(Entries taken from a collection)

┌──

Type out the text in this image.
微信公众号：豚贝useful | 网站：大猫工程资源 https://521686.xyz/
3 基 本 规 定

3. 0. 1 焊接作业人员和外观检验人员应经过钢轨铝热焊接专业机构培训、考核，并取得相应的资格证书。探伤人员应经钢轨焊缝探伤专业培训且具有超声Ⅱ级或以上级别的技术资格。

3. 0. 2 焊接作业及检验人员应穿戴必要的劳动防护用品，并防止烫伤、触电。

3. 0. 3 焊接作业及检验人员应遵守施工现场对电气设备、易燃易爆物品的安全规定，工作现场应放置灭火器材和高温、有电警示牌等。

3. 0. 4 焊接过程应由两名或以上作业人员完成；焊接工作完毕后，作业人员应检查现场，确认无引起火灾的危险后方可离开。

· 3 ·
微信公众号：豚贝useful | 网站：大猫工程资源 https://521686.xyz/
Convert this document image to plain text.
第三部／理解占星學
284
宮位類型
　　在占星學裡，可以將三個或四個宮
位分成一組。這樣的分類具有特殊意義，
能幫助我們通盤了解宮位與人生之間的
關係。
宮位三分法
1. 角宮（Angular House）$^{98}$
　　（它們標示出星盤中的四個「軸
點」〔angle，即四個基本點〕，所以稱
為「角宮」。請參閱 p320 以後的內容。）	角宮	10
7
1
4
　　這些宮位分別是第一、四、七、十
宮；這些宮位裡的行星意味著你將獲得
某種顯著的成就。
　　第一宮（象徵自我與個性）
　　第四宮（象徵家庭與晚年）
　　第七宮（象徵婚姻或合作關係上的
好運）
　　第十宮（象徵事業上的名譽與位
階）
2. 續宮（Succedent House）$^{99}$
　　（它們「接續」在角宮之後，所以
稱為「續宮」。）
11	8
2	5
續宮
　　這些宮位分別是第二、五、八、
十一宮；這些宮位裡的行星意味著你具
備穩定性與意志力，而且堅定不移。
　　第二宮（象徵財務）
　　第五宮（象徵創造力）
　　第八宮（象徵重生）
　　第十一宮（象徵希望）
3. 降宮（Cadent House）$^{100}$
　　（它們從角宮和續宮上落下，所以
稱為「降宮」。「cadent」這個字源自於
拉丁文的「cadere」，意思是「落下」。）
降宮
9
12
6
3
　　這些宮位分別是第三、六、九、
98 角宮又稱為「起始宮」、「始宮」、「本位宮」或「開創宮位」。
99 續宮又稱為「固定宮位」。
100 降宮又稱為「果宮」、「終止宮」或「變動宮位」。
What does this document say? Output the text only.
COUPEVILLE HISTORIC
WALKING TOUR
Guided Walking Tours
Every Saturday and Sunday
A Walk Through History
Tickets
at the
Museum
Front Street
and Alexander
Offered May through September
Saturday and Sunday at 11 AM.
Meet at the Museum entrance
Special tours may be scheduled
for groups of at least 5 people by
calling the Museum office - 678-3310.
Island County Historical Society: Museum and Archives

└──

## [Written instruction]
Set out the complete listing exactly as shown.

## [Final result]
Type out the text in this image.
微信公众号：豚贝useful | 网站：大猫工程资源 https://521686.xyz/
3 基 本 规 定

3. 0. 1 焊接作业人员和外观检验人员应经过钢轨铝热焊接专业机构培训、考核，并取得相应的资格证书。探伤人员应经钢轨焊缝探伤专业培训且具有超声Ⅱ级或以上级别的技术资格。

3. 0. 2 焊接作业及检验人员应穿戴必要的劳动防护用品，并防止烫伤、触电。

3. 0. 3 焊接作业及检验人员应遵守施工现场对电气设备、易燃易爆物品的安全规定，工作现场应放置灭火器材和高温、有电警示牌等。

3. 0. 4 焊接过程应由两名或以上作业人员完成；焊接工作完毕后，作业人员应检查现场，确认无引起火灾的危险后方可离开。

· 3 ·
微信公众号：豚贝useful | 网站：大猫工程资源 https://521686.xyz/
Convert this document image to plain text.
第三部／理解占星學
284
宮位類型
　　在占星學裡，可以將三個或四個宮
位分成一組。這樣的分類具有特殊意義，
能幫助我們通盤了解宮位與人生之間的
關係。
宮位三分法
1. 角宮（Angular House）$^{98}$
　　（它們標示出星盤中的四個「軸
點」〔angle，即四個基本點〕，所以稱
為「角宮」。請參閱 p320 以後的內容。）	角宮	10
7
1
4
　　這些宮位分別是第一、四、七、十
宮；這些宮位裡的行星意味著你將獲得
某種顯著的成就。
　　第一宮（象徵自我與個性）
　　第四宮（象徵家庭與晚年）
　　第七宮（象徵婚姻或合作關係上的
好運）
　　第十宮（象徵事業上的名譽與位
階）
2. 續宮（Succedent House）$^{99}$
　　（它們「接續」在角宮之後，所以
稱為「續宮」。）
11	8
2	5
續宮
　　這些宮位分別是第二、五、八、
十一宮；這些宮位裡的行星意味著你具
備穩定性與意志力，而且堅定不移。
　　第二宮（象徵財務）
　　第五宮（象徵創造力）
　　第八宮（象徵重生）
　　第十一宮（象徵希望）
3. 降宮（Cadent House）$^{100}$
　　（它們從角宮和續宮上落下，所以
稱為「降宮」。「cadent」這個字源自於
拉丁文的「cadere」，意思是「落下」。）
降宮
9
12
6
3
　　這些宮位分別是第三、六、九、
98 角宮又稱為「起始宮」、「始宮」、「本位宮」或「開創宮位」。
99 續宮又稱為「固定宮位」。
100 降宮又稱為「果宮」、「終止宮」或「變動宮位」。
What does this document say? Output the text only.
COUPEVILLE HISTORIC
WALKING TOUR
Guided Walking Tours
Every Saturday and Sunday
A Walk Through History
Tickets
at the
Museum
Front Street
and Alexander
Offered May through September
Saturday and Sunday at 11 AM.
Meet at the Museum entrance
Special tours may be scheduled
for groups of at least 5 people by
calling the Museum office - 678-3310.
Island County Historical Society: Museum and Archives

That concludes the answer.